REQUIRED TASK
Copy the lines below as they are; omit the images they contain.

(Stored entries)
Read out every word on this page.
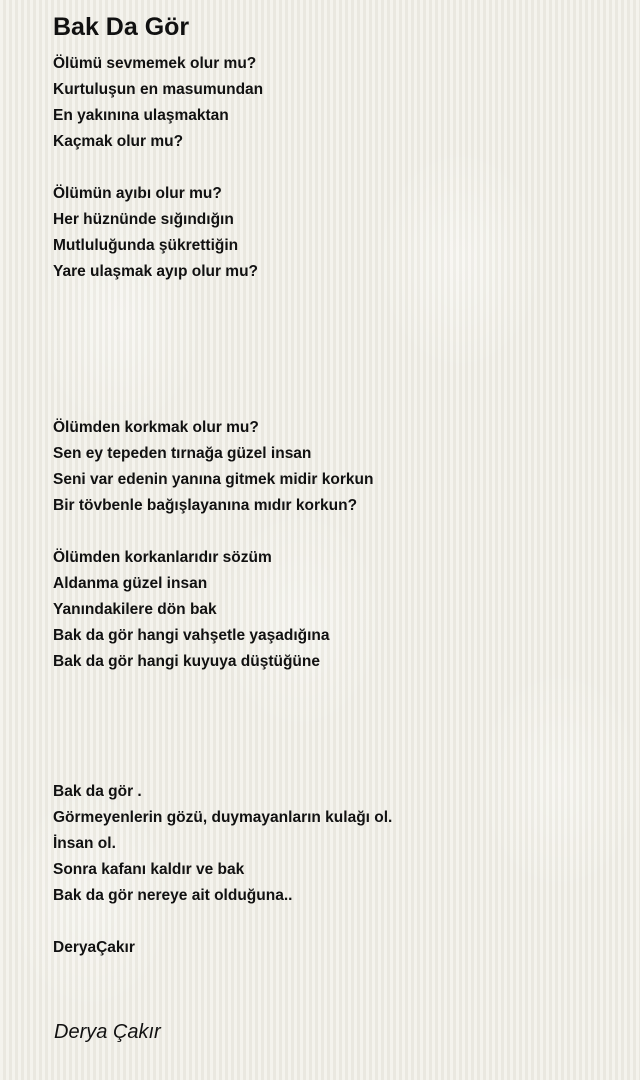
Bak Da Gör
Ölümü sevmemek olur mu?
Kurtuluşun en masumundan
En yakınına ulaşmaktan
Kaçmak olur mu?
Ölümün ayıbı olur mu?
Her hüznünde sığındığın
Mutluluğunda şükrettiğin
Yare ulaşmak ayıp olur mu?
Ölümden korkmak olur mu?
Sen ey tepeden tırnağa güzel insan
Seni var edenin yanına gitmek midir korkun
Bir tövbenle bağışlayanına mıdır korkun?
Ölümden korkanlarıdır sözüm
Aldanma güzel insan
Yanındakilere dön bak
Bak da gör hangi vahşetle yaşadığına
Bak da gör hangi kuyuya düştüğüne
Bak da gör .
Görmeyenlerin gözü, duymayanların kulağı ol.
İnsan ol.
Sonra kafanı kaldır ve bak
Bak da gör nereye ait olduğuna..
DeryaÇakır
Derya Çakır
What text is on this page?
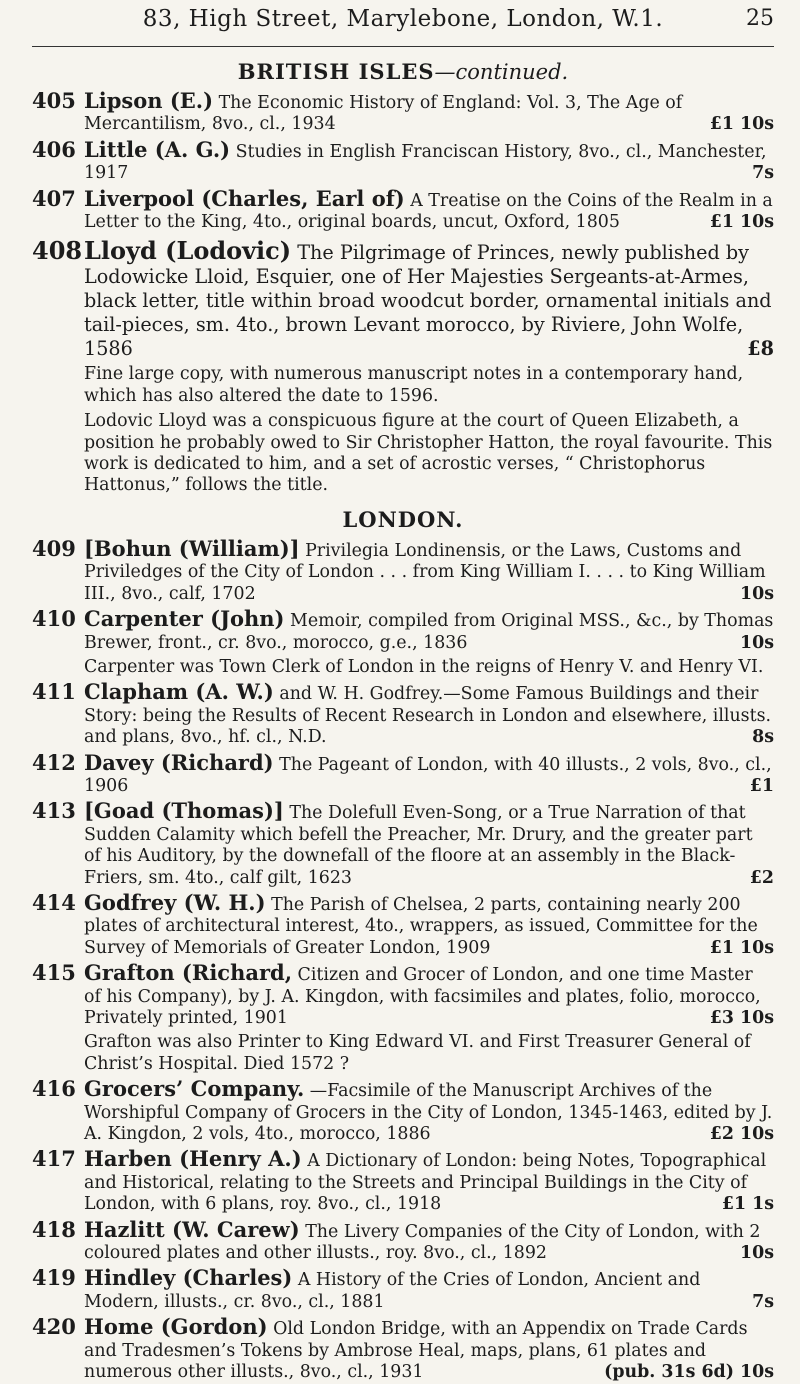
83, High Street, Marylebone, London, W.1.	25
BRITISH ISLES—continued.
405 Lipson (E.) The Economic History of England: Vol. 3, The Age of Mercantilism, 8vo., cl., 1934	£1 10s
406 Little (A. G.) Studies in English Franciscan History, 8vo., cl., Manchester, 1917	7s
407 Liverpool (Charles, Earl of) A Treatise on the Coins of the Realm in a Letter to the King, 4to., original boards, uncut, Oxford, 1805	£1 10s
408 Lloyd (Lodovic) The Pilgrimage of Princes, newly published by Lodowicke Lloid, Esquier, one of Her Majesties Sergeants-at-Armes, black letter, title within broad woodcut border, ornamental initials and tail-pieces, sm. 4to., brown Levant morocco, by Riviere, John Wolfe, 1586	£8
Fine large copy, with numerous manuscript notes in a contemporary hand, which has also altered the date to 1596.
Lodovic Lloyd was a conspicuous figure at the court of Queen Elizabeth, a position he probably owed to Sir Christopher Hatton, the royal favourite. This work is dedicated to him, and a set of acrostic verses, “ Christophorus Hattonus,” follows the title.
LONDON.
409 [Bohun (William)] Privilegia Londinensis, or the Laws, Customs and Priviledges of the City of London . . . from King William I. . . . to King William III., 8vo., calf, 1702	10s
410 Carpenter (John) Memoir, compiled from Original MSS., &c., by Thomas Brewer, front., cr. 8vo., morocco, g.e., 1836	10s
Carpenter was Town Clerk of London in the reigns of Henry V. and Henry VI.
411 Clapham (A. W.) and W. H. Godfrey.—Some Famous Buildings and their Story: being the Results of Recent Research in London and elsewhere, illusts. and plans, 8vo., hf. cl., N.D.	8s
412 Davey (Richard) The Pageant of London, with 40 illusts., 2 vols, 8vo., cl., 1906	£1
413 [Goad (Thomas)] The Dolefull Even-Song, or a True Narration of that Sudden Calamity which befell the Preacher, Mr. Drury, and the greater part of his Auditory, by the downefall of the floore at an assembly in the Black-Friers, sm. 4to., calf gilt, 1623	£2
414 Godfrey (W. H.) The Parish of Chelsea, 2 parts, containing nearly 200 plates of architectural interest, 4to., wrappers, as issued, Committee for the Survey of Memorials of Greater London, 1909	£1 10s
415 Grafton (Richard, Citizen and Grocer of London, and one time Master of his Company), by J. A. Kingdon, with facsimiles and plates, folio, morocco, Privately printed, 1901	£3 10s
Grafton was also Printer to King Edward VI. and First Treasurer General of Christ’s Hospital. Died 1572 ?
416 Grocers’ Company. —Facsimile of the Manuscript Archives of the Worshipful Company of Grocers in the City of London, 1345-1463, edited by J. A. Kingdon, 2 vols, 4to., morocco, 1886	£2 10s
417 Harben (Henry A.) A Dictionary of London: being Notes, Topographical and Historical, relating to the Streets and Principal Buildings in the City of London, with 6 plans, roy. 8vo., cl., 1918	£1 1s
418 Hazlitt (W. Carew) The Livery Companies of the City of London, with 2 coloured plates and other illusts., roy. 8vo., cl., 1892	10s
419 Hindley (Charles) A History of the Cries of London, Ancient and Modern, illusts., cr. 8vo., cl., 1881	7s
420 Home (Gordon) Old London Bridge, with an Appendix on Trade Cards and Tradesmen’s Tokens by Ambrose Heal, maps, plans, 61 plates and numerous other illusts., 8vo., cl., 1931	(pub. 31s 6d) 10s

ANSWER TO THIS PROBLEM
Read out every word on this page.
Bak Da Gör
Ölümü sevmemek olur mu?
Kurtuluşun en masumundan
En yakınına ulaşmaktan
Kaçmak olur mu?
Ölümün ayıbı olur mu?
Her hüznünde sığındığın
Mutluluğunda şükrettiğin
Yare ulaşmak ayıp olur mu?
Ölümden korkmak olur mu?
Sen ey tepeden tırnağa güzel insan
Seni var edenin yanına gitmek midir korkun
Bir tövbenle bağışlayanına mıdır korkun?
Ölümden korkanlarıdır sözüm
Aldanma güzel insan
Yanındakilere dön bak
Bak da gör hangi vahşetle yaşadığına
Bak da gör hangi kuyuya düştüğüne
Bak da gör .
Görmeyenlerin gözü, duymayanların kulağı ol.
İnsan ol.
Sonra kafanı kaldır ve bak
Bak da gör nereye ait olduğuna..
DeryaÇakır
Derya Çakır
What text is on this page?
83, High Street, Marylebone, London, W.1.	25
BRITISH ISLES—continued.
405 Lipson (E.) The Economic History of England: Vol. 3, The Age of Mercantilism, 8vo., cl., 1934	£1 10s
406 Little (A. G.) Studies in English Franciscan History, 8vo., cl., Manchester, 1917	7s
407 Liverpool (Charles, Earl of) A Treatise on the Coins of the Realm in a Letter to the King, 4to., original boards, uncut, Oxford, 1805	£1 10s
408 Lloyd (Lodovic) The Pilgrimage of Princes, newly published by Lodowicke Lloid, Esquier, one of Her Majesties Sergeants-at-Armes, black letter, title within broad woodcut border, ornamental initials and tail-pieces, sm. 4to., brown Levant morocco, by Riviere, John Wolfe, 1586	£8
Fine large copy, with numerous manuscript notes in a contemporary hand, which has also altered the date to 1596.
Lodovic Lloyd was a conspicuous figure at the court of Queen Elizabeth, a position he probably owed to Sir Christopher Hatton, the royal favourite. This work is dedicated to him, and a set of acrostic verses, “ Christophorus Hattonus,” follows the title.
LONDON.
409 [Bohun (William)] Privilegia Londinensis, or the Laws, Customs and Priviledges of the City of London . . . from King William I. . . . to King William III., 8vo., calf, 1702	10s
410 Carpenter (John) Memoir, compiled from Original MSS., &c., by Thomas Brewer, front., cr. 8vo., morocco, g.e., 1836	10s
Carpenter was Town Clerk of London in the reigns of Henry V. and Henry VI.
411 Clapham (A. W.) and W. H. Godfrey.—Some Famous Buildings and their Story: being the Results of Recent Research in London and elsewhere, illusts. and plans, 8vo., hf. cl., N.D.	8s
412 Davey (Richard) The Pageant of London, with 40 illusts., 2 vols, 8vo., cl., 1906	£1
413 [Goad (Thomas)] The Dolefull Even-Song, or a True Narration of that Sudden Calamity which befell the Preacher, Mr. Drury, and the greater part of his Auditory, by the downefall of the floore at an assembly in the Black-Friers, sm. 4to., calf gilt, 1623	£2
414 Godfrey (W. H.) The Parish of Chelsea, 2 parts, containing nearly 200 plates of architectural interest, 4to., wrappers, as issued, Committee for the Survey of Memorials of Greater London, 1909	£1 10s
415 Grafton (Richard, Citizen and Grocer of London, and one time Master of his Company), by J. A. Kingdon, with facsimiles and plates, folio, morocco, Privately printed, 1901	£3 10s
Grafton was also Printer to King Edward VI. and First Treasurer General of Christ’s Hospital. Died 1572 ?
416 Grocers’ Company. —Facsimile of the Manuscript Archives of the Worshipful Company of Grocers in the City of London, 1345-1463, edited by J. A. Kingdon, 2 vols, 4to., morocco, 1886	£2 10s
417 Harben (Henry A.) A Dictionary of London: being Notes, Topographical and Historical, relating to the Streets and Principal Buildings in the City of London, with 6 plans, roy. 8vo., cl., 1918	£1 1s
418 Hazlitt (W. Carew) The Livery Companies of the City of London, with 2 coloured plates and other illusts., roy. 8vo., cl., 1892	10s
419 Hindley (Charles) A History of the Cries of London, Ancient and Modern, illusts., cr. 8vo., cl., 1881	7s
420 Home (Gordon) Old London Bridge, with an Appendix on Trade Cards and Tradesmen’s Tokens by Ambrose Heal, maps, plans, 61 plates and numerous other illusts., 8vo., cl., 1931	(pub. 31s 6d) 10s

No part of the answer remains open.